TASK STATEMENT
Reproduce all of the material word for word.

TASK DATA

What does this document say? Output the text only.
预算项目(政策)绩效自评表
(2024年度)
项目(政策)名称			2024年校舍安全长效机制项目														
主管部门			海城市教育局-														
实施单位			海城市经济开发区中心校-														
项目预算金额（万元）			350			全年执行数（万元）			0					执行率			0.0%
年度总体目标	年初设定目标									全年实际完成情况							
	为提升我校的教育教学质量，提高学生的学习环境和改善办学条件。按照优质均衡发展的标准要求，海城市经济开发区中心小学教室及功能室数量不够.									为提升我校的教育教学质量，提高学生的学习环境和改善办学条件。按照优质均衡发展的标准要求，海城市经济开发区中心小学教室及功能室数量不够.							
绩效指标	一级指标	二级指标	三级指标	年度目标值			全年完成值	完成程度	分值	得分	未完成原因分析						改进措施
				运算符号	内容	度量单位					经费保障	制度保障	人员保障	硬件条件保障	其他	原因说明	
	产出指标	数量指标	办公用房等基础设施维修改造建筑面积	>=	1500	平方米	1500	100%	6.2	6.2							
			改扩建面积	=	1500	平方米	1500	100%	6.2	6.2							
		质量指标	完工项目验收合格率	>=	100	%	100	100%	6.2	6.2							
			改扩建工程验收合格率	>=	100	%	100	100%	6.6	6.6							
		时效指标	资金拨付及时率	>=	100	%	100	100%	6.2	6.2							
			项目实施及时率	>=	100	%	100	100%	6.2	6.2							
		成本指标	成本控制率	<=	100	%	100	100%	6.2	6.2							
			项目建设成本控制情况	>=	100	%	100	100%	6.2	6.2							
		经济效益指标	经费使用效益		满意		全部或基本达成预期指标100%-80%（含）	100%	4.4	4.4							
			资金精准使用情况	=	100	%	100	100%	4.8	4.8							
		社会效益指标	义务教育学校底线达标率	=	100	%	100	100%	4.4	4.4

RESULT OF THE EXERCISE
What does this document say? Output the text only.
预算项目(政策)绩效自评表
(2024年度)
项目(政策)名称			2024年校舍安全长效机制项目														
主管部门			海城市教育局-														
实施单位			海城市经济开发区中心校-														
项目预算金额（万元）			350			全年执行数（万元）			0					执行率			0.0%
年度总体目标	年初设定目标									全年实际完成情况							
	为提升我校的教育教学质量，提高学生的学习环境和改善办学条件。按照优质均衡发展的标准要求，海城市经济开发区中心小学教室及功能室数量不够.									为提升我校的教育教学质量，提高学生的学习环境和改善办学条件。按照优质均衡发展的标准要求，海城市经济开发区中心小学教室及功能室数量不够.							
绩效指标	一级指标	二级指标	三级指标	年度目标值			全年完成值	完成程度	分值	得分	未完成原因分析						改进措施
				运算符号	内容	度量单位					经费保障	制度保障	人员保障	硬件条件保障	其他	原因说明	
	产出指标	数量指标	办公用房等基础设施维修改造建筑面积	>=	1500	平方米	1500	100%	6.2	6.2							
			改扩建面积	=	1500	平方米	1500	100%	6.2	6.2							
		质量指标	完工项目验收合格率	>=	100	%	100	100%	6.2	6.2							
			改扩建工程验收合格率	>=	100	%	100	100%	6.6	6.6							
		时效指标	资金拨付及时率	>=	100	%	100	100%	6.2	6.2							
			项目实施及时率	>=	100	%	100	100%	6.2	6.2							
		成本指标	成本控制率	<=	100	%	100	100%	6.2	6.2							
			项目建设成本控制情况	>=	100	%	100	100%	6.2	6.2							
		经济效益指标	经费使用效益		满意		全部或基本达成预期指标100%-80%（含）	100%	4.4	4.4							
			资金精准使用情况	=	100	%	100	100%	4.8	4.8							
		社会效益指标	义务教育学校底线达标率	=	100	%	100	100%	4.4	4.4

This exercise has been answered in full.